%%

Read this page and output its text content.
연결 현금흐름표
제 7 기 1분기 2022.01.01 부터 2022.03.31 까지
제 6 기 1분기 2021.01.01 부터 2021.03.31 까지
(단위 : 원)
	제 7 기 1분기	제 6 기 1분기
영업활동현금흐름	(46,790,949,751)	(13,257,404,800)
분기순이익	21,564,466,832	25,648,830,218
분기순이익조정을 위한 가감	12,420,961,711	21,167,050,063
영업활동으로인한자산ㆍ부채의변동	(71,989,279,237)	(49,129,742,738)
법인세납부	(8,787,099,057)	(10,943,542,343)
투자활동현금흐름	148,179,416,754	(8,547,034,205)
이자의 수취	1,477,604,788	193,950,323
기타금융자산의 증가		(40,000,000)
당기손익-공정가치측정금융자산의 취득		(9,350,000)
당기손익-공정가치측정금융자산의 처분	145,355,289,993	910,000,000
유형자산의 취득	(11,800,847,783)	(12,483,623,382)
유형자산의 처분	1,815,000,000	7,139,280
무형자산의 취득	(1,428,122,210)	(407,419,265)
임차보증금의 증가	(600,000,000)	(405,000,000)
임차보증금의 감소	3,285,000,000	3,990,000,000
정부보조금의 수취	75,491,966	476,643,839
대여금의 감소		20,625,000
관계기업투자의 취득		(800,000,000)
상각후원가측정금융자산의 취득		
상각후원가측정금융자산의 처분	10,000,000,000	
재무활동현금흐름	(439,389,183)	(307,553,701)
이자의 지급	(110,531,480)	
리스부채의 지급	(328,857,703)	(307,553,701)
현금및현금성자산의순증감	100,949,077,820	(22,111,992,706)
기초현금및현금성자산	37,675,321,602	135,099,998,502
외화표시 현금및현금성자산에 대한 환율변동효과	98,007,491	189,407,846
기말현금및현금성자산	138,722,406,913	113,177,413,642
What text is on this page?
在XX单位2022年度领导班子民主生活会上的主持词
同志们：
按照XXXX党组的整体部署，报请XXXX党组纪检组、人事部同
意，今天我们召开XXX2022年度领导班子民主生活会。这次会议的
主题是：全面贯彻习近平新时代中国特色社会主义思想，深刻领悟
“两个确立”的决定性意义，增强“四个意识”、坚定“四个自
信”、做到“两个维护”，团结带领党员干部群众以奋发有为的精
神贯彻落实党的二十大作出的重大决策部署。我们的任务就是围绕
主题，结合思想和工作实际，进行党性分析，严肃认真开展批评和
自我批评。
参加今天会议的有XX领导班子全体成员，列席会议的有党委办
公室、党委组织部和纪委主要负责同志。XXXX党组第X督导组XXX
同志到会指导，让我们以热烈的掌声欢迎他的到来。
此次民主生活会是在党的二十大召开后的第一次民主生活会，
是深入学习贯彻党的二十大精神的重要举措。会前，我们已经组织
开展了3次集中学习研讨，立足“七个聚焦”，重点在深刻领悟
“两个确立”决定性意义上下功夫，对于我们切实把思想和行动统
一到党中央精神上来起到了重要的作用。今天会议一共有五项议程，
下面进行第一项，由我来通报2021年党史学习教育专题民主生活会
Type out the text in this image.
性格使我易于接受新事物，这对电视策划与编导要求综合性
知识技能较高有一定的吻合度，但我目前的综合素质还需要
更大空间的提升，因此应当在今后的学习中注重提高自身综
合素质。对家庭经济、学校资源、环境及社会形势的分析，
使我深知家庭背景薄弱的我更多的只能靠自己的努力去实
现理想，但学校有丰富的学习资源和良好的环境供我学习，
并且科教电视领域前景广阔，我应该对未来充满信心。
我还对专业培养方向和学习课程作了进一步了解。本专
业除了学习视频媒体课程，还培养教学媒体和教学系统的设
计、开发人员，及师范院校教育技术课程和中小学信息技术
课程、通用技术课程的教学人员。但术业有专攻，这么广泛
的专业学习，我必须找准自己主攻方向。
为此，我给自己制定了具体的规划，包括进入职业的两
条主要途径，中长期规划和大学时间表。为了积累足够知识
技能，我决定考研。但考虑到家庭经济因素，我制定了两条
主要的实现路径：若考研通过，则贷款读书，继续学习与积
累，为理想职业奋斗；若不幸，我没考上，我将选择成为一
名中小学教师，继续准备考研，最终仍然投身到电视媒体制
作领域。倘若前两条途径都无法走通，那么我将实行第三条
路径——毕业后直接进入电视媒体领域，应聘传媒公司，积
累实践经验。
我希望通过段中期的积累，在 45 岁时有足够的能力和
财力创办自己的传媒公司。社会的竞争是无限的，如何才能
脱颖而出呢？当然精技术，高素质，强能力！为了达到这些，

%%

Exact copies of all the records are required.

Read this page and output its text content.
연결 현금흐름표
제 7 기 1분기 2022.01.01 부터 2022.03.31 까지
제 6 기 1분기 2021.01.01 부터 2021.03.31 까지
(단위 : 원)
	제 7 기 1분기	제 6 기 1분기
영업활동현금흐름	(46,790,949,751)	(13,257,404,800)
분기순이익	21,564,466,832	25,648,830,218
분기순이익조정을 위한 가감	12,420,961,711	21,167,050,063
영업활동으로인한자산ㆍ부채의변동	(71,989,279,237)	(49,129,742,738)
법인세납부	(8,787,099,057)	(10,943,542,343)
투자활동현금흐름	148,179,416,754	(8,547,034,205)
이자의 수취	1,477,604,788	193,950,323
기타금융자산의 증가		(40,000,000)
당기손익-공정가치측정금융자산의 취득		(9,350,000)
당기손익-공정가치측정금융자산의 처분	145,355,289,993	910,000,000
유형자산의 취득	(11,800,847,783)	(12,483,623,382)
유형자산의 처분	1,815,000,000	7,139,280
무형자산의 취득	(1,428,122,210)	(407,419,265)
임차보증금의 증가	(600,000,000)	(405,000,000)
임차보증금의 감소	3,285,000,000	3,990,000,000
정부보조금의 수취	75,491,966	476,643,839
대여금의 감소		20,625,000
관계기업투자의 취득		(800,000,000)
상각후원가측정금융자산의 취득		
상각후원가측정금융자산의 처분	10,000,000,000	
재무활동현금흐름	(439,389,183)	(307,553,701)
이자의 지급	(110,531,480)	
리스부채의 지급	(328,857,703)	(307,553,701)
현금및현금성자산의순증감	100,949,077,820	(22,111,992,706)
기초현금및현금성자산	37,675,321,602	135,099,998,502
외화표시 현금및현금성자산에 대한 환율변동효과	98,007,491	189,407,846
기말현금및현금성자산	138,722,406,913	113,177,413,642
What text is on this page?
在XX单位2022年度领导班子民主生活会上的主持词
同志们：
按照XXXX党组的整体部署，报请XXXX党组纪检组、人事部同
意，今天我们召开XXX2022年度领导班子民主生活会。这次会议的
主题是：全面贯彻习近平新时代中国特色社会主义思想，深刻领悟
“两个确立”的决定性意义，增强“四个意识”、坚定“四个自
信”、做到“两个维护”，团结带领党员干部群众以奋发有为的精
神贯彻落实党的二十大作出的重大决策部署。我们的任务就是围绕
主题，结合思想和工作实际，进行党性分析，严肃认真开展批评和
自我批评。
参加今天会议的有XX领导班子全体成员，列席会议的有党委办
公室、党委组织部和纪委主要负责同志。XXXX党组第X督导组XXX
同志到会指导，让我们以热烈的掌声欢迎他的到来。
此次民主生活会是在党的二十大召开后的第一次民主生活会，
是深入学习贯彻党的二十大精神的重要举措。会前，我们已经组织
开展了3次集中学习研讨，立足“七个聚焦”，重点在深刻领悟
“两个确立”决定性意义上下功夫，对于我们切实把思想和行动统
一到党中央精神上来起到了重要的作用。今天会议一共有五项议程，
下面进行第一项，由我来通报2021年党史学习教育专题民主生活会
Type out the text in this image.
性格使我易于接受新事物，这对电视策划与编导要求综合性
知识技能较高有一定的吻合度，但我目前的综合素质还需要
更大空间的提升，因此应当在今后的学习中注重提高自身综
合素质。对家庭经济、学校资源、环境及社会形势的分析，
使我深知家庭背景薄弱的我更多的只能靠自己的努力去实
现理想，但学校有丰富的学习资源和良好的环境供我学习，
并且科教电视领域前景广阔，我应该对未来充满信心。
我还对专业培养方向和学习课程作了进一步了解。本专
业除了学习视频媒体课程，还培养教学媒体和教学系统的设
计、开发人员，及师范院校教育技术课程和中小学信息技术
课程、通用技术课程的教学人员。但术业有专攻，这么广泛
的专业学习，我必须找准自己主攻方向。
为此，我给自己制定了具体的规划，包括进入职业的两
条主要途径，中长期规划和大学时间表。为了积累足够知识
技能，我决定考研。但考虑到家庭经济因素，我制定了两条
主要的实现路径：若考研通过，则贷款读书，继续学习与积
累，为理想职业奋斗；若不幸，我没考上，我将选择成为一
名中小学教师，继续准备考研，最终仍然投身到电视媒体制
作领域。倘若前两条途径都无法走通，那么我将实行第三条
路径——毕业后直接进入电视媒体领域，应聘传媒公司，积
累实践经验。
我希望通过段中期的积累，在 45 岁时有足够的能力和
财力创办自己的传媒公司。社会的竞争是无限的，如何才能
脱颖而出呢？当然精技术，高素质，强能力！为了达到这些，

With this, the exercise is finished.